TASK TO CARRY OUT: From the listing below, extract every line in which the word "TODDS" appears.

## Begin MATERIAL PROVIDED

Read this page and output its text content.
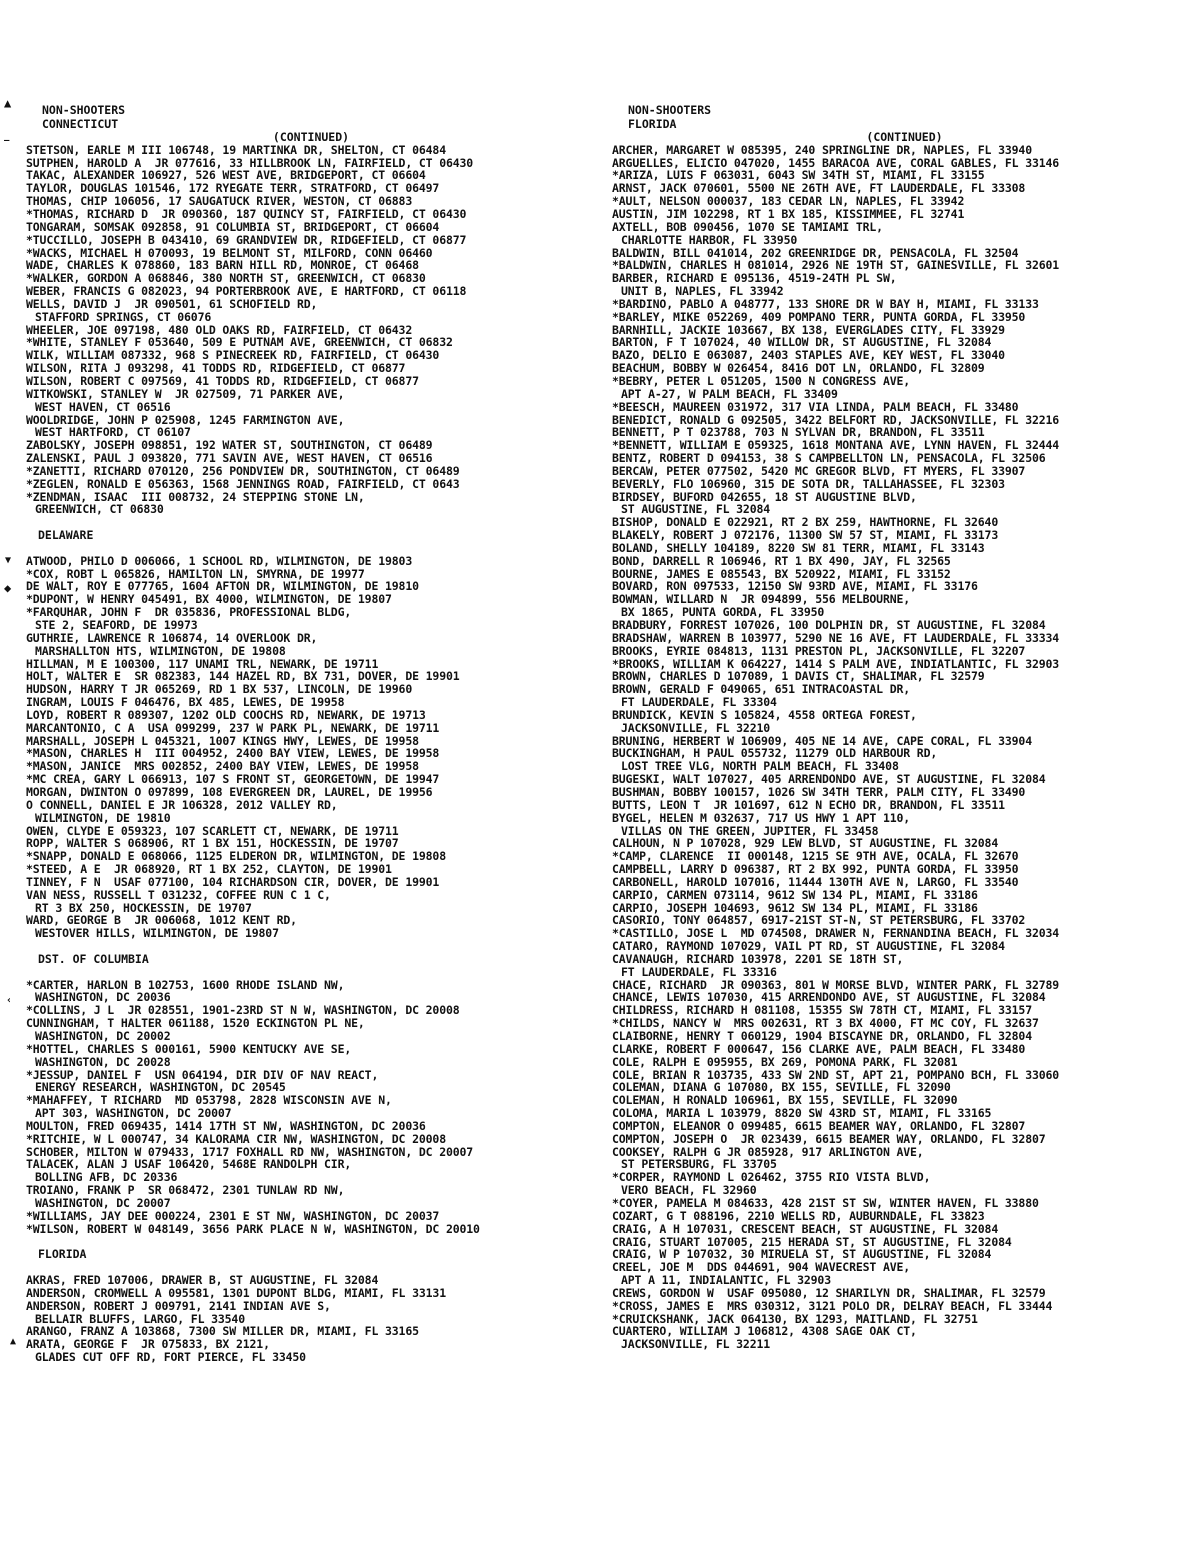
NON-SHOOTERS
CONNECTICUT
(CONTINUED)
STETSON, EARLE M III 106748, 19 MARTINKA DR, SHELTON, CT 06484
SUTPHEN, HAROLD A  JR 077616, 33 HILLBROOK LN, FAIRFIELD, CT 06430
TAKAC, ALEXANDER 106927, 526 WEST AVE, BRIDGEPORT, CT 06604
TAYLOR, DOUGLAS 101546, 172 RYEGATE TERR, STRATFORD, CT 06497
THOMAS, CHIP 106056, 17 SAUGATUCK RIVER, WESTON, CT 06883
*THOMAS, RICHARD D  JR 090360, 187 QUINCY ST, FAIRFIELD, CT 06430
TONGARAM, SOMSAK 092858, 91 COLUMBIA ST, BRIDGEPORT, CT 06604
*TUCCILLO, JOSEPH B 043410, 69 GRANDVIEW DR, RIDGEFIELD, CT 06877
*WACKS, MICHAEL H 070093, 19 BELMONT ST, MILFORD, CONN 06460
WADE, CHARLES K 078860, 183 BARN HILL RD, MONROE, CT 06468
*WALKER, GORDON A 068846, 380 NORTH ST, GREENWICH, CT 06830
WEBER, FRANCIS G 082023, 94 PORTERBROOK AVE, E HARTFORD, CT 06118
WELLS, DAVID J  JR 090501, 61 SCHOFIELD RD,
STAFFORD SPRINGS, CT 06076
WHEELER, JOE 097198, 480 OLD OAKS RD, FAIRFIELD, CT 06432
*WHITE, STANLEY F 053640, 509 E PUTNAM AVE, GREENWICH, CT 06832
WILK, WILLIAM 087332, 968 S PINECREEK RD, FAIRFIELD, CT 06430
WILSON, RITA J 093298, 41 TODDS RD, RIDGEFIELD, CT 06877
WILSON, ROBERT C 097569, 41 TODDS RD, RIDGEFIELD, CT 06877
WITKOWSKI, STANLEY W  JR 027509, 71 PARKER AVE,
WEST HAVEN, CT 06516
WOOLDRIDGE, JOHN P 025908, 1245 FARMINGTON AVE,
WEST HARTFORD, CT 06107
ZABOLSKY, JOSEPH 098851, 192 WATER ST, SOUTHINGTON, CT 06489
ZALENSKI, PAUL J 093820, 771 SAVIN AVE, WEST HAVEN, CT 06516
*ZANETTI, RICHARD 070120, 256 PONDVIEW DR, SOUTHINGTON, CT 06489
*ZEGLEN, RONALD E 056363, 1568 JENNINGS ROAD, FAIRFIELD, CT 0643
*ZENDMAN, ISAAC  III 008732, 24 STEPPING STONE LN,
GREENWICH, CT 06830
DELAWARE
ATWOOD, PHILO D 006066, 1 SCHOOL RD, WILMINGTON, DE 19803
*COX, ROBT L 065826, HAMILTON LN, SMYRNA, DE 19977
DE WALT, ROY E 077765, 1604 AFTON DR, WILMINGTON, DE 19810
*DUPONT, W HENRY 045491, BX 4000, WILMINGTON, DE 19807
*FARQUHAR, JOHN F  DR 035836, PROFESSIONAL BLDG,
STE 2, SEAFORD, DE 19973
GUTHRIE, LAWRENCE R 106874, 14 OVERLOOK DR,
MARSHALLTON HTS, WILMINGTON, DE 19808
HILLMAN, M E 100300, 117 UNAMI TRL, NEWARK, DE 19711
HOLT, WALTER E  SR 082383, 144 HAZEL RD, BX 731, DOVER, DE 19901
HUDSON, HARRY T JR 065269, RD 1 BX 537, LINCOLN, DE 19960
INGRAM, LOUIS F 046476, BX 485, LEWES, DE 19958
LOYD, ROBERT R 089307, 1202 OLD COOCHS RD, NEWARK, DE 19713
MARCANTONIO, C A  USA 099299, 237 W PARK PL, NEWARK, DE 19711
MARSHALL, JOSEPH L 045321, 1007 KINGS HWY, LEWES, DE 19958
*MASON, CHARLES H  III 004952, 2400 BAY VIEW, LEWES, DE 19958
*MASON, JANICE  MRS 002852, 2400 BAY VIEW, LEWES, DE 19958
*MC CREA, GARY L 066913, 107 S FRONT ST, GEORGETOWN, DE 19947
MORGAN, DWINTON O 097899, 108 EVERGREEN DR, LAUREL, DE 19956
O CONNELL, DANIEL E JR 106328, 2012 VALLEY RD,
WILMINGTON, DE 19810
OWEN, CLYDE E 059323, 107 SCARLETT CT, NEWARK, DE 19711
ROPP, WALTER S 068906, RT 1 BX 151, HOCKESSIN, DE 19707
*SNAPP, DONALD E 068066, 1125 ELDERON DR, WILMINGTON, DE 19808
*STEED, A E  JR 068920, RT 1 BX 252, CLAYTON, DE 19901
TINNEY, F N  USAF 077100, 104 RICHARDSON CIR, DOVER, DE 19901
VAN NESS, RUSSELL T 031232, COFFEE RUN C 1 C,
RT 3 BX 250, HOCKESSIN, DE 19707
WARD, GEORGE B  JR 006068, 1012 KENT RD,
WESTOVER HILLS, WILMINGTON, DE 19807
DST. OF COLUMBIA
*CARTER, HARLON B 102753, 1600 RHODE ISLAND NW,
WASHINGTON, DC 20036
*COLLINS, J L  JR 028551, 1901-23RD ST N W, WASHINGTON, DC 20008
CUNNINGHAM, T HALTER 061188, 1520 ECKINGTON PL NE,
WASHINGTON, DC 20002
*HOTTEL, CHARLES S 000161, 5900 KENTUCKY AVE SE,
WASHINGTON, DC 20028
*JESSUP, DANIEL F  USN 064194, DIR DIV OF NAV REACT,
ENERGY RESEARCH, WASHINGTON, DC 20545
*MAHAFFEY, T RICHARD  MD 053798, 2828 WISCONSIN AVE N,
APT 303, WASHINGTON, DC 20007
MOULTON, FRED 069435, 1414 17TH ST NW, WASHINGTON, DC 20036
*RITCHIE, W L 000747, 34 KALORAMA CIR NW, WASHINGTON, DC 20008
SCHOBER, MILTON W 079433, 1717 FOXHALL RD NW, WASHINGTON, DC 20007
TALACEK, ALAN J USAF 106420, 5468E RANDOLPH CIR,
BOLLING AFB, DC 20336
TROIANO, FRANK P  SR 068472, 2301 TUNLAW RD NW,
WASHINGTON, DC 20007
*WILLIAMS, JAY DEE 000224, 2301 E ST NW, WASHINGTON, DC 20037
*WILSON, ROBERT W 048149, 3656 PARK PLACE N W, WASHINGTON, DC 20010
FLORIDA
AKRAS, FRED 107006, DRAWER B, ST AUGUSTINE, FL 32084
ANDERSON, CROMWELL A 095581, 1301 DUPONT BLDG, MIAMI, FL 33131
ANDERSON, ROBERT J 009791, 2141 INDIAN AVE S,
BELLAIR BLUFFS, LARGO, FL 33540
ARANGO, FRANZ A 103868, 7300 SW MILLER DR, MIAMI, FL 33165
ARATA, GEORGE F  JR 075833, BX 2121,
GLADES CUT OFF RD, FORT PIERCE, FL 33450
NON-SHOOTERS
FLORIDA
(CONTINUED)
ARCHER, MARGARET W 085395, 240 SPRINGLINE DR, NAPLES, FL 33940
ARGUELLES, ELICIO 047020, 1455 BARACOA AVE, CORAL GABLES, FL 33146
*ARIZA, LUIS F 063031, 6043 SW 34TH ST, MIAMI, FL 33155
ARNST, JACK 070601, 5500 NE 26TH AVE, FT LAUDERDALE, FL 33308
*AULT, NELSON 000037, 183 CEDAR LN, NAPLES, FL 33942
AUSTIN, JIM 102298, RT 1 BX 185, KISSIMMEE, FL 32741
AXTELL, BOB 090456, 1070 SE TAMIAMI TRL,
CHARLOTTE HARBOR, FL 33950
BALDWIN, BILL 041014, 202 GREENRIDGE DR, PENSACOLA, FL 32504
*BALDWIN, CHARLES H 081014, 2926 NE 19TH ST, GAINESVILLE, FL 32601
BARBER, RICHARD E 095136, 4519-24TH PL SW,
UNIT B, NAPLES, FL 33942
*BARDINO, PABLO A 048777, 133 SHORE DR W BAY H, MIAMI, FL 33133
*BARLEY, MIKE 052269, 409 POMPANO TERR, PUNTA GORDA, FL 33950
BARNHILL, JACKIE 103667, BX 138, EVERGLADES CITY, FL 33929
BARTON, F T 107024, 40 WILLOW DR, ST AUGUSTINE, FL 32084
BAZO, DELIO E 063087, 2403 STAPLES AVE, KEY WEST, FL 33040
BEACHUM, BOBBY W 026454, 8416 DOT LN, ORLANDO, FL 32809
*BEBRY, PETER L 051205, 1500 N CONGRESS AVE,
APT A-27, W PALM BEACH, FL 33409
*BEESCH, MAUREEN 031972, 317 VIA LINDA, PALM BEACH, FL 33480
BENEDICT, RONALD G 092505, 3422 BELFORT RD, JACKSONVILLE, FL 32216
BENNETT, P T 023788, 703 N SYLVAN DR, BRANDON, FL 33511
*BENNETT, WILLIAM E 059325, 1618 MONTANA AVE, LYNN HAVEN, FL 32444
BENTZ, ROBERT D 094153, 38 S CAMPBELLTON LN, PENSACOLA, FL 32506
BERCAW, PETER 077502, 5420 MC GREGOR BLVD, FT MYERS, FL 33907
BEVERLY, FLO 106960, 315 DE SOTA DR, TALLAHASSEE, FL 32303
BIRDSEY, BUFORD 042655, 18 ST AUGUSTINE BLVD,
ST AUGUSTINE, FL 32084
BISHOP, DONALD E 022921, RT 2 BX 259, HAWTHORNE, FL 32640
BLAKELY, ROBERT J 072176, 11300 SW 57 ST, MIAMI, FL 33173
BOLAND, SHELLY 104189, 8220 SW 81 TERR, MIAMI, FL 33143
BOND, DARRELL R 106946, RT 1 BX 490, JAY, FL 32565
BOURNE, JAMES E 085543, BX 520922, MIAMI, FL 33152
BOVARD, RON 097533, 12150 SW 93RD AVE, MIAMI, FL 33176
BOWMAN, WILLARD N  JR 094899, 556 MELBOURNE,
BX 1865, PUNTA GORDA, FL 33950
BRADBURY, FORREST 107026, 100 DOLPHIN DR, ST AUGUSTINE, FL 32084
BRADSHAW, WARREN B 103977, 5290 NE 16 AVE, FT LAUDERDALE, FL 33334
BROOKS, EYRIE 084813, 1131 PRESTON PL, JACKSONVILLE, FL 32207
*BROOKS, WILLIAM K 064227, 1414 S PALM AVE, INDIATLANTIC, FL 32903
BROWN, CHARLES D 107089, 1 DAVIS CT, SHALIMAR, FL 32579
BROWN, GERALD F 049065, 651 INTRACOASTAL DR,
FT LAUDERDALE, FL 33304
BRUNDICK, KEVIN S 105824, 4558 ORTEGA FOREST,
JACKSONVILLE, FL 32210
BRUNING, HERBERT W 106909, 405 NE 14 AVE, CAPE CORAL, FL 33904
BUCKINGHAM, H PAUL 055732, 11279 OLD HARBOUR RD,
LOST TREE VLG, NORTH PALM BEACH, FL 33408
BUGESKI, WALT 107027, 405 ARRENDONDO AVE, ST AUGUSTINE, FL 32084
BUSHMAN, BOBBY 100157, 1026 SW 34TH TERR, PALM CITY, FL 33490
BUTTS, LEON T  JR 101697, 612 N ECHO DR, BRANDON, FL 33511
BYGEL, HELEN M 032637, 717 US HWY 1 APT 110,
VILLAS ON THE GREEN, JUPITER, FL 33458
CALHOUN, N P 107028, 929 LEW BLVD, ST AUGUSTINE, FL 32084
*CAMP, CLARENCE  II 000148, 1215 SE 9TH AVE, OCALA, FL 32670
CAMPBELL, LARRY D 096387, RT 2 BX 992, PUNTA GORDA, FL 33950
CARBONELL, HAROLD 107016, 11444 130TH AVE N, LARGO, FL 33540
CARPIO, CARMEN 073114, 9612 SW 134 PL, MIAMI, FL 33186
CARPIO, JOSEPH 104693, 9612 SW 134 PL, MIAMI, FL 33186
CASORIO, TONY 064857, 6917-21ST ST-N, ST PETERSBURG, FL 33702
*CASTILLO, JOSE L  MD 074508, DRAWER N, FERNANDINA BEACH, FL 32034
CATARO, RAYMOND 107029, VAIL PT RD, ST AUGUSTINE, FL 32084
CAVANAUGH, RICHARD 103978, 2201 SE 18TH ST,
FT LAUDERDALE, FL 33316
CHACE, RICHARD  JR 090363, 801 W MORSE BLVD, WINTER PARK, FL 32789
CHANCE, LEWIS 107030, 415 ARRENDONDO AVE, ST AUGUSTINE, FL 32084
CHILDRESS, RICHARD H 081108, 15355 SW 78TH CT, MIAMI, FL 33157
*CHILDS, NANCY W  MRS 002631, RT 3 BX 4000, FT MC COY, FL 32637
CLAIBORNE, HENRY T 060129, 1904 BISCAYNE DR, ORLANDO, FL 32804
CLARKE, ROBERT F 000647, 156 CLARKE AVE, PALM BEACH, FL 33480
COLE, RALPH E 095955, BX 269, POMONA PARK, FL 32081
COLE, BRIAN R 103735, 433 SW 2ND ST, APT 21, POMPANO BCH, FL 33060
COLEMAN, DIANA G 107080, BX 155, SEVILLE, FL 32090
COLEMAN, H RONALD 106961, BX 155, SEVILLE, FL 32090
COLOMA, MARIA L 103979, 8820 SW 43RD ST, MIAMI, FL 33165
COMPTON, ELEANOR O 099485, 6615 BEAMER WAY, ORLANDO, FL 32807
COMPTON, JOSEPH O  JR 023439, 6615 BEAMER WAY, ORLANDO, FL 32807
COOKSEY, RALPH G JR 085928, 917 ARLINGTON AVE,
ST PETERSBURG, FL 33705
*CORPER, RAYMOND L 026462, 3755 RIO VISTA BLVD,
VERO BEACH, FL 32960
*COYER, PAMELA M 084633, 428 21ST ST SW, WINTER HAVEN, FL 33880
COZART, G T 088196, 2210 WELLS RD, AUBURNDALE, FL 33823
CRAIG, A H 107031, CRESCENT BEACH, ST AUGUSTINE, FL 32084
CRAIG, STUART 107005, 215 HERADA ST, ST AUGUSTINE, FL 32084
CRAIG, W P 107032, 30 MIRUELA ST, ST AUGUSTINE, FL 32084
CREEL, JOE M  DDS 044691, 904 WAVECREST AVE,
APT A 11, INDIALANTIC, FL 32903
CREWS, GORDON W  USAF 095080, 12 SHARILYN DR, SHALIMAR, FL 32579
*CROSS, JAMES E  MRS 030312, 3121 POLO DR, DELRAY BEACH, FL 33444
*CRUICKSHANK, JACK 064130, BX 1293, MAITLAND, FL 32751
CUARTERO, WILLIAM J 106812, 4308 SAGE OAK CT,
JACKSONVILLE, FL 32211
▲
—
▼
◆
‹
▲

## End MATERIAL PROVIDED

SOLUTION FOR THIS EXERCISE:
WILSON, RITA J 093298, 41 TODDS RD, RIDGEFIELD, CT 06877
WILSON, ROBERT C 097569, 41 TODDS RD, RIDGEFIELD, CT 06877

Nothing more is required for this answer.